▸ **EXTRAIT À LIRE**
%%

14. Dans sa duplique du 15 novembre 2004, le recourant a repris les arguments développés précédemment, en insistant sur le fait qu'il avait réhabilité un immeuble en état de délabrement qui était en grande partie "squatté" à l'époque où il l'avait acheté. Il entendait concrétiser son projet de "café-garderie" en affectant les arcades donnant sur le quai Gustave Ador à la partie café et celles de la rue Pierre-Fatio à la partie garderie. La rue Pierre-Fatio ne présentait aucun attrait commercial, cette rue ayant perdu toute vocation piétonne et ne constituant ainsi pas un passage ouvert au public. En conséquence, la décision du DCTI était déjà erronée pour ce motif. Elle était également contraire au principe de la proportionnalité dans la mesure où elle lui imposait de louer les arcades en attendant que son projet de "café-crèche" puisse voir le jour, ce qui en rendrait pratiquement impossible la réalisation, faute de pouvoir libérer les locaux au moment voulu.

15. Le DCTI, dans son écriture du 17 décembre 2004, a expliqué que le fait que les arcades aient été vacantes au moment de leur acquisition ne signifiait pas qu'elles avaient perdu toute vocation commerciale.

Le recourant ne pouvait se prévaloir du principe de l'égalité de traitement avec les deux banques dont les locaux jouxtaient son immeuble. En effet, tout d'abord ces deux établissements exerçaient une activité bancaire, alors que lui-même avait affecté les locaux en cause à un usage strictement privé. Par ailleurs, la banque Ferrier Lullin était au bénéfice d'une autorisation assortie d'une condition concernant l'aménagement des locaux du rez-de-chaussée. S'agissant des locaux de la banque Thaler, le DCTI ne disposait d'aucune information dans ses archives. Il se proposait donc de se rendre sur place pour examiner la situation et assurait qu'il ne tolérerait pas que les locaux du rez-de-chaussée soient utilisés à des fins purement administratives. Le projet de "café-crèche" ne pouvait justifier le maintien d'une situation illicite. Enfin, il contestait que la rue Pierre-Fatio ne soit pas un lieu de passage fréquenté et animé et invitait le tribunal à procéder à un transport sur place pour s'en convaincre.

16. Entendu le 20 avril 2005 en audience de comparution personnelle des parties, le mandataire du recourant a déclaré qu'un accord avait été signé entre son client et la locataire de l'arcade, celle-ci s'étant engagée à quitter les locaux au 31 août 2005, moyennant le versement d'une indemnité. Il a produit auprès du tribunal copie de l'accord ainsi que les plans du "coffee shop" qui devrait être aménagé au rez-de-chaussée de l'immeuble. Son client allait déposer les demandes d'autorisation nécessaires puisqu'il souhaitait entreprendre les travaux en 2006. A sa connaissance, l'immeuble était uniquement occupé par des membres de la famille du propriétaire. Il ignorait qui utilisait les salons privés du rez-de-chaussée et à quelle fréquence. Il a confirmé que le siège de la société était 12, rue du Port et si dans l'annuaire celui-ci figurait encore à l'adresse rue Pierre-Fatio, c'était un oubli.

%%

▸ **Lignes de données**
%%

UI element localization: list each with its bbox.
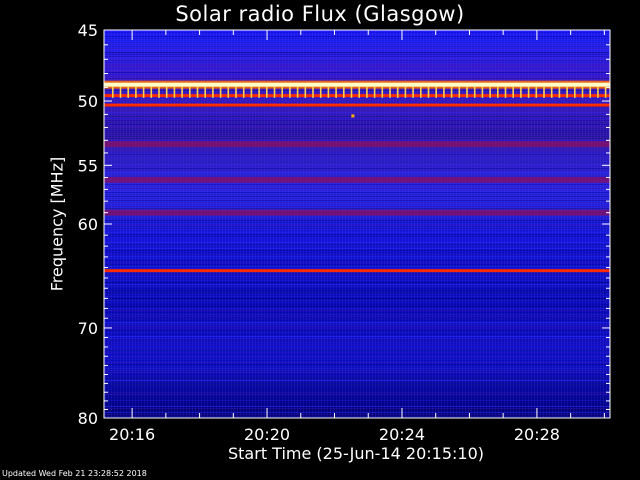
y-tick-label: 55 <box>78 156 98 175</box>
burst-mark <box>350 86 353 98</box>
burst-mark <box>219 86 222 98</box>
burst-mark <box>189 86 191 98</box>
burst-mark <box>420 86 422 98</box>
burst-mark <box>289 86 291 98</box>
burst-mark <box>366 86 368 98</box>
y-tick-label: 50 <box>78 92 98 111</box>
burst-mark <box>304 86 307 98</box>
y-tick-label: 70 <box>78 319 98 338</box>
burst-mark <box>574 86 576 98</box>
burst-mark <box>597 86 599 98</box>
burst-mark <box>427 86 430 98</box>
burst-mark <box>273 86 276 98</box>
burst-mark <box>466 86 468 98</box>
burst-mark <box>127 86 129 98</box>
burst-mark <box>335 86 337 98</box>
y-tick-label: 80 <box>78 409 98 428</box>
emission-band <box>104 269 610 273</box>
x-tick-label: 20:24 <box>379 425 425 444</box>
y-axis-label: Frequency [MHz] <box>47 156 67 292</box>
burst-mark <box>135 86 137 98</box>
burst-mark <box>235 86 237 98</box>
x-tick-label: 20:16 <box>109 425 155 444</box>
updated-timestamp: Updated Wed Feb 21 23:28:52 2018 <box>2 469 147 478</box>
burst-mark <box>497 86 499 98</box>
burst-mark <box>527 86 530 98</box>
emission-band <box>104 176 610 183</box>
burst-mark <box>212 86 214 98</box>
burst-mark <box>604 86 607 98</box>
burst-mark <box>404 86 407 98</box>
burst-mark <box>358 86 360 98</box>
burst-mark <box>327 86 330 98</box>
burst-mark <box>181 86 183 98</box>
burst-mark <box>589 86 591 98</box>
burst-mark <box>458 86 461 98</box>
spectrogram-image <box>104 30 610 418</box>
burst-mark <box>242 86 245 98</box>
burst-mark <box>296 86 299 98</box>
burst-mark <box>389 86 391 98</box>
burst-mark <box>550 86 553 98</box>
burst-mark <box>566 86 568 98</box>
burst-mark <box>435 86 437 98</box>
burst-mark <box>150 86 153 98</box>
y-tick-label: 60 <box>78 215 98 234</box>
burst-mark <box>196 86 199 98</box>
emission-band <box>104 103 610 107</box>
burst-mark <box>142 86 145 98</box>
burst-mark <box>343 86 345 98</box>
burst-mark <box>319 86 322 98</box>
y-tick-label: 45 <box>78 21 98 40</box>
burst-mark <box>512 86 514 98</box>
axes: 45 50 55 60 70 80 20:16 20:20 20:24 20:28 <box>78 21 611 444</box>
burst-mark <box>520 86 522 98</box>
burst-mark <box>258 86 260 98</box>
burst-mark <box>489 86 491 98</box>
x-tick-label: 20:20 <box>244 425 290 444</box>
burst-mark <box>481 86 484 98</box>
burst-mark <box>412 86 414 98</box>
burst-mark <box>165 86 168 98</box>
burst-mark <box>504 86 507 98</box>
burst-point <box>351 114 355 118</box>
x-tick-label: 20:28 <box>514 425 560 444</box>
x-axis-label: Start Time (25-Jun-14 20:15:10) <box>228 444 484 463</box>
burst-mark <box>227 86 230 98</box>
burst-mark <box>535 86 538 98</box>
burst-mark <box>543 86 545 98</box>
burst-mark <box>266 86 268 98</box>
burst-mark <box>312 86 314 98</box>
burst-mark <box>443 86 445 98</box>
burst-mark <box>396 86 399 98</box>
burst-mark <box>581 86 584 98</box>
emission-band <box>104 141 610 148</box>
burst-mark <box>173 86 176 98</box>
burst-mark <box>204 86 206 98</box>
burst-mark <box>112 86 114 98</box>
burst-mark <box>250 86 253 98</box>
burst-mark <box>119 86 122 98</box>
burst-mark <box>281 86 283 98</box>
emission-band <box>104 94 610 98</box>
burst-mark <box>558 86 561 98</box>
emission-band <box>104 209 610 216</box>
burst-mark <box>473 86 476 98</box>
burst-mark <box>373 86 376 98</box>
emission-band <box>104 82 610 87</box>
burst-mark <box>381 86 384 98</box>
chart-title: Solar radio Flux (Glasgow) <box>175 2 465 26</box>
burst-mark <box>158 86 160 98</box>
burst-mark <box>450 86 453 98</box>
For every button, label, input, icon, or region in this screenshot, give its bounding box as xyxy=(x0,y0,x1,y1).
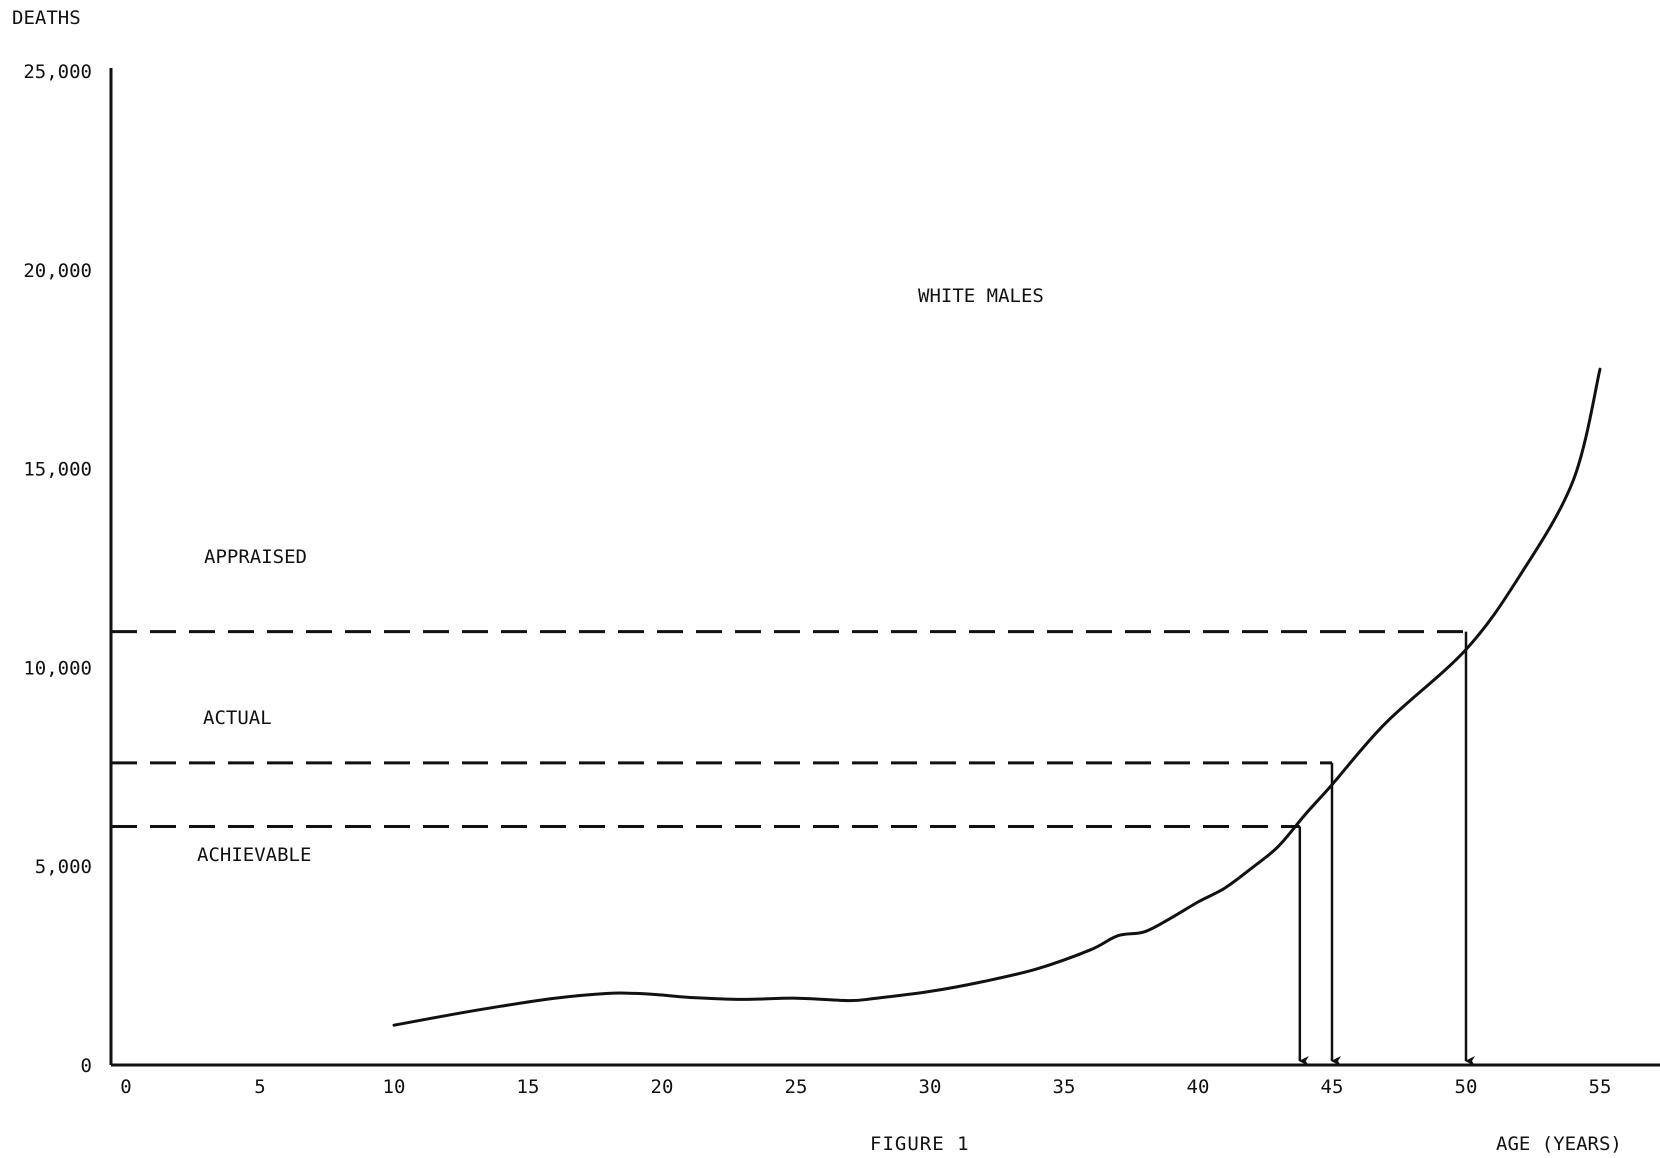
reference-line-label: ACHIEVABLE xyxy=(197,844,311,866)
series-group xyxy=(392,367,1602,1027)
chart-title: WHITE MALES xyxy=(918,285,1044,307)
x-tick-label: 30 xyxy=(919,1076,942,1098)
y-axis-title: DEATHS xyxy=(12,7,81,29)
x-tick-label: 50 xyxy=(1455,1076,1478,1098)
y-tick-label: 25,000 xyxy=(23,61,92,83)
x-tick-label: 25 xyxy=(785,1076,808,1098)
x-tick-label: 45 xyxy=(1321,1076,1344,1098)
y-tick-label: 5,000 xyxy=(35,856,92,878)
x-tick-label: 40 xyxy=(1187,1076,1210,1098)
y-tick-label: 15,000 xyxy=(23,459,92,481)
deaths-curve xyxy=(392,367,1602,1027)
x-tick-label: 55 xyxy=(1589,1076,1612,1098)
x-tick-label: 20 xyxy=(651,1076,674,1098)
x-tick-label: 0 xyxy=(120,1076,131,1098)
reference-line-label: ACTUAL xyxy=(203,707,272,729)
y-tick-label: 20,000 xyxy=(23,260,92,282)
reference-line-label: APPRAISED xyxy=(204,546,307,568)
x-axis-title: AGE (YEARS) xyxy=(1496,1133,1622,1155)
y-tick-label: 10,000 xyxy=(23,657,92,679)
y-tick-label: 0 xyxy=(81,1055,92,1077)
x-tick-labels: 0 5 10 15 20 25 30 35 40 45 50 55 xyxy=(120,1076,1611,1098)
x-tick-label: 15 xyxy=(517,1076,540,1098)
x-tick-label: 10 xyxy=(383,1076,406,1098)
y-tick-labels: 0 5,000 10,000 15,000 20,000 25,000 xyxy=(23,61,92,1077)
x-tick-label: 35 xyxy=(1053,1076,1076,1098)
reference-lines: APPRAISED ACTUAL ACHIEVABLE xyxy=(111,546,1475,1066)
x-tick-label: 5 xyxy=(254,1076,265,1098)
figure-caption: FIGURE 1 xyxy=(870,1133,970,1155)
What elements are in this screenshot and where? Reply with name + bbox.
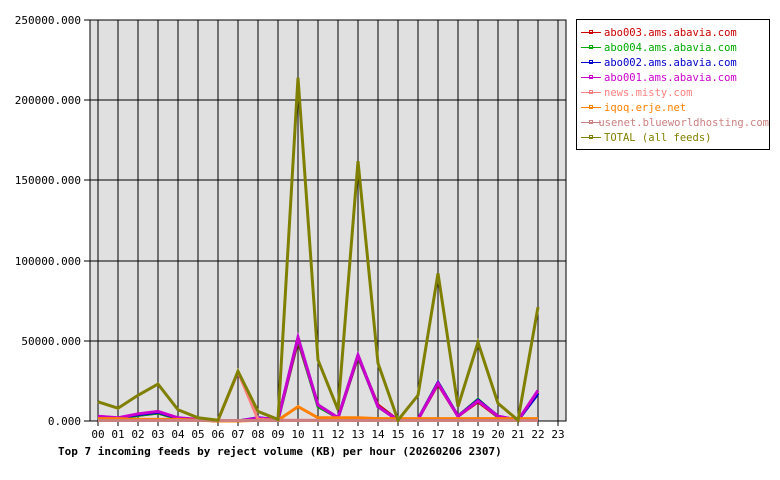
y-tick-label: 150000.000 (15, 174, 81, 187)
legend-line-marker-icon (581, 103, 601, 112)
legend-line-marker-icon (581, 118, 601, 127)
legend-item: usenet.blueworldhosting.com (577, 115, 769, 130)
legend-label: usenet.blueworldhosting.com (598, 116, 769, 129)
x-tick-label: 13 (351, 428, 364, 441)
x-tick-label: 00 (91, 428, 104, 441)
legend-label: TOTAL (all feeds) (604, 131, 712, 144)
x-axis: 00 01 02 03 04 05 06 07 08 09 10 11 12 13 14 15 16 17 18 19… (91, 421, 565, 441)
legend-label: abo001.ams.abavia.com (604, 71, 737, 84)
legend-item: news.misty.com (577, 85, 769, 100)
x-tick-label: 04 (171, 428, 185, 441)
x-tick-label: 06 (211, 428, 224, 441)
legend-item: abo002.ams.abavia.com (577, 55, 769, 70)
legend-item: iqoq.erje.net (577, 100, 769, 115)
legend-label: abo003.ams.abavia.com (604, 26, 737, 39)
legend-item: abo003.ams.abavia.com (577, 25, 769, 40)
plot-background (89, 19, 567, 422)
x-tick-label: 17 (431, 428, 444, 441)
series-line (97, 331, 540, 423)
x-tick-label: 18 (451, 428, 464, 441)
data-series (97, 77, 540, 424)
x-tick-label: 11 (311, 428, 324, 441)
legend-line-marker-icon (581, 133, 601, 142)
x-tick-label: 08 (251, 428, 264, 441)
legend: abo003.ams.abavia.com abo004.ams.abavia.c… (576, 19, 770, 150)
y-tick-label: 0.000 (48, 415, 81, 428)
legend-line-marker-icon (581, 88, 601, 97)
legend-line-marker-icon (581, 58, 601, 67)
x-tick-label: 07 (231, 428, 244, 441)
x-tick-label: 19 (471, 428, 484, 441)
y-tick-label: 200000.000 (15, 94, 81, 107)
y-tick-label: 100000.000 (15, 255, 81, 268)
y-axis: 0.000 50000.000 100000.000 150000.000 200000… (15, 14, 90, 428)
legend-item: TOTAL (all feeds) (577, 130, 769, 145)
legend-label: abo002.ams.abavia.com (604, 56, 737, 69)
legend-label: iqoq.erje.net (604, 101, 687, 114)
x-tick-label: 21 (511, 428, 524, 441)
x-tick-label: 10 (291, 428, 304, 441)
legend-line-marker-icon (581, 28, 601, 37)
y-tick-label: 50000.000 (21, 335, 81, 348)
x-tick-label: 20 (491, 428, 504, 441)
legend-line-marker-icon (581, 73, 601, 82)
chart-title: Top 7 incoming feeds by reject volume (K… (58, 445, 502, 458)
series-line (97, 77, 540, 424)
x-tick-label: 16 (411, 428, 424, 441)
x-tick-label: 05 (191, 428, 204, 441)
x-tick-label: 12 (331, 428, 344, 441)
legend-label: abo004.ams.abavia.com (604, 41, 737, 54)
x-tick-label: 02 (131, 428, 144, 441)
x-tick-label: 03 (151, 428, 164, 441)
y-tick-label: 250000.000 (15, 14, 81, 27)
x-tick-label: 14 (371, 428, 385, 441)
legend-item: abo004.ams.abavia.com (577, 40, 769, 55)
legend-item: abo001.ams.abavia.com (577, 70, 769, 85)
x-tick-label: 22 (531, 428, 544, 441)
x-tick-label: 15 (391, 428, 404, 441)
legend-label: news.misty.com (604, 86, 693, 99)
legend-line-marker-icon (581, 43, 601, 52)
x-tick-label: 09 (271, 428, 284, 441)
x-tick-label: 01 (111, 428, 124, 441)
x-tick-label: 23 (551, 428, 564, 441)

%%

▸ **PROBLÈME POSÉ**
Répondez aux questions suivantes à partir de l'extrait.
1. À quelle date le recourant a-t-il déposé sa duplique ?
2. Quelle banque était au bénéfice d'une autorisation assortie d'une condition concernant l'aménagement des locaux du rez-de-chaussée ?
3. À quelle date la locataire de l'arcade s'est-elle engagée à quitter les locaux ?

▸ **RÉPONSE AU PROBLÈME**
1. Le 15 novembre 2004.
2. La banque Ferrier Lullin.
3. Au 31 août 2005.